[Extracted data entries]

***

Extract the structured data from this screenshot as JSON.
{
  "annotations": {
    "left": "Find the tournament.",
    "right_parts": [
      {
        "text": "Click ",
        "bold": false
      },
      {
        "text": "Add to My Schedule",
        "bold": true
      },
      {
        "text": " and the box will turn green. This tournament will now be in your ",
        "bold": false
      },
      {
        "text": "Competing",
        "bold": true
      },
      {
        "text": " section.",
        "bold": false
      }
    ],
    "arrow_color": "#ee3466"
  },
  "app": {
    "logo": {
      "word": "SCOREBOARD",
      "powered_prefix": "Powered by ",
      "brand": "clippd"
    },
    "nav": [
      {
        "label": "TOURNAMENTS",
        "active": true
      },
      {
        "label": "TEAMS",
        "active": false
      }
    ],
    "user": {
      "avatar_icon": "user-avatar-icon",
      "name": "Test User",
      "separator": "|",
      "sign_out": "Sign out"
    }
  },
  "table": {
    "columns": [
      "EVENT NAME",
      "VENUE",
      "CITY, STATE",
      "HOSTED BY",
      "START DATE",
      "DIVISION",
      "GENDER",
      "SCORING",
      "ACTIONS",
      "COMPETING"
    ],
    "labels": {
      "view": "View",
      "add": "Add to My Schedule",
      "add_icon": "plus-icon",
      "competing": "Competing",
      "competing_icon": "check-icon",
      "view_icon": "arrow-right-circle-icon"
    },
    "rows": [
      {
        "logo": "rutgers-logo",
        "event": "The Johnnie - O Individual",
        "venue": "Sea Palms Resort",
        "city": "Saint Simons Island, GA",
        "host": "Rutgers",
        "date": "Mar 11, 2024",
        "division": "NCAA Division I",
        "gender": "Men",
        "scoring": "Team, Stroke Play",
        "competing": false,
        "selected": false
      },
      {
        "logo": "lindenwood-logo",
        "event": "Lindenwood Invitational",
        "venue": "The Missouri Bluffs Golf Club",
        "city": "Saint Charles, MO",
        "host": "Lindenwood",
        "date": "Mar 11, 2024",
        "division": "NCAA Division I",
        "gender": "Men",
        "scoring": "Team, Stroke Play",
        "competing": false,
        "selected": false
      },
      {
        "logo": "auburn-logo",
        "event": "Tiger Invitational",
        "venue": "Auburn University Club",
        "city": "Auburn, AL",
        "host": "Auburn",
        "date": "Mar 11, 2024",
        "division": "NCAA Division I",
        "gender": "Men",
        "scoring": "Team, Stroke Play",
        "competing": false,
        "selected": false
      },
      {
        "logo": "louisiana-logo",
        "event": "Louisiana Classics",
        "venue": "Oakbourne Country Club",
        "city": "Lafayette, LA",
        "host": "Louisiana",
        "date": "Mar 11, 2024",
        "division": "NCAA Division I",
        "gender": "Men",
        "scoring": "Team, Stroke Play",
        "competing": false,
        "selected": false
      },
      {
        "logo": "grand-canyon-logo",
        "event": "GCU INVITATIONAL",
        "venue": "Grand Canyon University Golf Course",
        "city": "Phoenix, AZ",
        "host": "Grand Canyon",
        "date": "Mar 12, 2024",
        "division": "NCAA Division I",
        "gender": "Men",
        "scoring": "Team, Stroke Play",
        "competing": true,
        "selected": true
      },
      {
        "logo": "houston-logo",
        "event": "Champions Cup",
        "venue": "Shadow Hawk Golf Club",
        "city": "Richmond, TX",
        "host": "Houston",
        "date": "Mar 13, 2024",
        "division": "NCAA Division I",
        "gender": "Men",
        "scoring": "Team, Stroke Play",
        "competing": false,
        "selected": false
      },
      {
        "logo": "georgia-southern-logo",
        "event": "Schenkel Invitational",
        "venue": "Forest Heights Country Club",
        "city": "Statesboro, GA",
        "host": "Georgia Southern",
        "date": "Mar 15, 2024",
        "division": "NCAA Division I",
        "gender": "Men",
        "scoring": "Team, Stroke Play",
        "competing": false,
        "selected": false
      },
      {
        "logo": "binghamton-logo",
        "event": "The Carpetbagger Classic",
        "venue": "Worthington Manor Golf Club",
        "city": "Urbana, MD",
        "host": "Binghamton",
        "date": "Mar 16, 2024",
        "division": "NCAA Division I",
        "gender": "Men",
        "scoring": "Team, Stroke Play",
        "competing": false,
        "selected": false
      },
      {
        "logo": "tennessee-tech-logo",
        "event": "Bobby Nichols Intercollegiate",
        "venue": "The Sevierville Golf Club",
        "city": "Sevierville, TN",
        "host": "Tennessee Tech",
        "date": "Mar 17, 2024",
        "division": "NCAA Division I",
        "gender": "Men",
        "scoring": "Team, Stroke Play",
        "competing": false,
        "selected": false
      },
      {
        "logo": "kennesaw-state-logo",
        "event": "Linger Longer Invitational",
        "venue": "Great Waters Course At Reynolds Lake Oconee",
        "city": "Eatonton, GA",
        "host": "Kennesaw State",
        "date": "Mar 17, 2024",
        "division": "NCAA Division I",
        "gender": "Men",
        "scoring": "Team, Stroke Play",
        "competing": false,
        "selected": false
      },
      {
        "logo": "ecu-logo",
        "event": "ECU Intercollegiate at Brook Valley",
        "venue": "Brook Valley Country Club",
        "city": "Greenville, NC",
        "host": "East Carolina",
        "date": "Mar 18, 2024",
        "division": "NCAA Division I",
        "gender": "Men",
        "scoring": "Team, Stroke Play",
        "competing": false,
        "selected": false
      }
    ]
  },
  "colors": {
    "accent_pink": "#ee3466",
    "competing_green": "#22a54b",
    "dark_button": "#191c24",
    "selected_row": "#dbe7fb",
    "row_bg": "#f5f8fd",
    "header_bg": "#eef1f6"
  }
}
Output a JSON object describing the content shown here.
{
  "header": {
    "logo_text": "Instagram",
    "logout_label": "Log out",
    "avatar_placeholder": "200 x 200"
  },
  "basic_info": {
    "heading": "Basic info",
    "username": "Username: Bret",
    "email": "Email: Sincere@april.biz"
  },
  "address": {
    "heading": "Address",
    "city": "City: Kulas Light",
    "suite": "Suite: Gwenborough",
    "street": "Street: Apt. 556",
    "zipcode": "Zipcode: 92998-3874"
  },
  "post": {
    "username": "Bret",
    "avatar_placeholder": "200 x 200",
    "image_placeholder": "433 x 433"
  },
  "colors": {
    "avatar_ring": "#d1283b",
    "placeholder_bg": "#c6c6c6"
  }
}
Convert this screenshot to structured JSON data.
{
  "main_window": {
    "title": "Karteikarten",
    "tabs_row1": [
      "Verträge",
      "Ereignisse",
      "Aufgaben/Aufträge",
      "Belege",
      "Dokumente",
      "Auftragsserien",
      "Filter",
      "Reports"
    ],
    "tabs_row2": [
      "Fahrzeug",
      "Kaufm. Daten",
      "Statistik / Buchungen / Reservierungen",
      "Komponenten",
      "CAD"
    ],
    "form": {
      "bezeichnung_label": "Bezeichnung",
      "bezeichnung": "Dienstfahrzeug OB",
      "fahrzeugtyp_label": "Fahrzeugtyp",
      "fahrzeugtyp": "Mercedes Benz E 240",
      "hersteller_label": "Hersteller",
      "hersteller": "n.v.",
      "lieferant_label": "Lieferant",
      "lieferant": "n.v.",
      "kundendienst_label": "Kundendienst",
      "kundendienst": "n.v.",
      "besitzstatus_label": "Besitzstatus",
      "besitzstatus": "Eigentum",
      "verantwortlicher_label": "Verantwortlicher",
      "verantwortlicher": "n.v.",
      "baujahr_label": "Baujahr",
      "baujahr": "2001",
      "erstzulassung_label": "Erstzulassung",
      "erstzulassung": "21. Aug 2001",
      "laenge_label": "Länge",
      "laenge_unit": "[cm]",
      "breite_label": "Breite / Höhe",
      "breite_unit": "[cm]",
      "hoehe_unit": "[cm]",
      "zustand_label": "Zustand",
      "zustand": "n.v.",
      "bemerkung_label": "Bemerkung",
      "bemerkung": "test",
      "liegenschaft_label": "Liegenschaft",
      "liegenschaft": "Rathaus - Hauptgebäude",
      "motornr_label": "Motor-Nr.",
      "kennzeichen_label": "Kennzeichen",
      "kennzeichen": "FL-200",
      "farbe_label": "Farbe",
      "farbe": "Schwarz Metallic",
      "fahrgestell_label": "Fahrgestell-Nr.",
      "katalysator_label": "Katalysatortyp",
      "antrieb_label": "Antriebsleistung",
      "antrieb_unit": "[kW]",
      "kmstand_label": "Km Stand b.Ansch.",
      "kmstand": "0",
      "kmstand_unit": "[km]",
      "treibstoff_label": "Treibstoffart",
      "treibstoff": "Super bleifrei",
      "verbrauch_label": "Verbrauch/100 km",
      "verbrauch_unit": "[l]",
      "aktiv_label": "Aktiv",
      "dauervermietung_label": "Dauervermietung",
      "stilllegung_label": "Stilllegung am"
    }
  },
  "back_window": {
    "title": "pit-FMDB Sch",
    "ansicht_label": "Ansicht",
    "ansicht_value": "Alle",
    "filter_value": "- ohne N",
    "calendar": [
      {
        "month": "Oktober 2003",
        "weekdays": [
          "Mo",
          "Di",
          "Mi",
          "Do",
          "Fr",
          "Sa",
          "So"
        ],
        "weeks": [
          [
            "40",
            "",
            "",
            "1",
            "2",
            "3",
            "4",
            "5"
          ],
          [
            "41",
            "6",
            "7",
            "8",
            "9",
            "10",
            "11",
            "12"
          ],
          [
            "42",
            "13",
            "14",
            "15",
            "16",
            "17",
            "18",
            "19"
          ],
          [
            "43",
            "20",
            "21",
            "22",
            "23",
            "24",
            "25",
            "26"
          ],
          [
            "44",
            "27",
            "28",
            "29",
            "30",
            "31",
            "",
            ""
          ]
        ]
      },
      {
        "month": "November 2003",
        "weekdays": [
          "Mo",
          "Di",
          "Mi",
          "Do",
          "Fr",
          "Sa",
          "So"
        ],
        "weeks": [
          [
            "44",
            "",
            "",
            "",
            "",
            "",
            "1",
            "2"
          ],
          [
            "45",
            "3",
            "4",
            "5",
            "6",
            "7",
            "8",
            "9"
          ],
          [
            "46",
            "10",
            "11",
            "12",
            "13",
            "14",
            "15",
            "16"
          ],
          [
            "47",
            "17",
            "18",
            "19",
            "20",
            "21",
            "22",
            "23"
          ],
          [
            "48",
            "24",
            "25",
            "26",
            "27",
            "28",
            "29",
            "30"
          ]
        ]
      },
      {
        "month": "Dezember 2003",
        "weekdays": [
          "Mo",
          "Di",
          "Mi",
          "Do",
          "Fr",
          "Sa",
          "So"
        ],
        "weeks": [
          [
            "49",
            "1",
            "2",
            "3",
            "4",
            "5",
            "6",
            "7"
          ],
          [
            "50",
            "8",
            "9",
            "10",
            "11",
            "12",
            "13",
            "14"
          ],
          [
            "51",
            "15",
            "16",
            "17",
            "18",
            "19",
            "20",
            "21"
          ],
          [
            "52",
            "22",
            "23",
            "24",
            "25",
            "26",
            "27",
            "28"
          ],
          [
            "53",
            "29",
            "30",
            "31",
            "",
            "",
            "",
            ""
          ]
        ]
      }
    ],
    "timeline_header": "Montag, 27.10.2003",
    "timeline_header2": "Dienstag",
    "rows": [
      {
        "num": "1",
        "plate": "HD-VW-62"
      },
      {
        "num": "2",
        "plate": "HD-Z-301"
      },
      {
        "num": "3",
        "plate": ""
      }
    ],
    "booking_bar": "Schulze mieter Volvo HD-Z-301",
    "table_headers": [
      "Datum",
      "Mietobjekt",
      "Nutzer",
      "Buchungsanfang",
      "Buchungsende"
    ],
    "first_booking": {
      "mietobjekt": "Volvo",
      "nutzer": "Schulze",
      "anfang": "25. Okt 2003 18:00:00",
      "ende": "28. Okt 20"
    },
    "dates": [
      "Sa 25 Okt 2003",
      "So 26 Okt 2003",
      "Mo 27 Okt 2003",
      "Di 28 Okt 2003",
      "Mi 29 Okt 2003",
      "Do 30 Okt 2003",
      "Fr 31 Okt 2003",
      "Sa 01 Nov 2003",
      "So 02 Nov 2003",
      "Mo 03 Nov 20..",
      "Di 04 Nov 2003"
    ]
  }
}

***

**AIM OF THE EXERCISE**
Copy out each line of the records where the string "Brook" appears.

**COMPLETE ANSWER**
        "event": "ECU Intercollegiate at Brook Valley",
        "venue": "Brook Valley Country Club",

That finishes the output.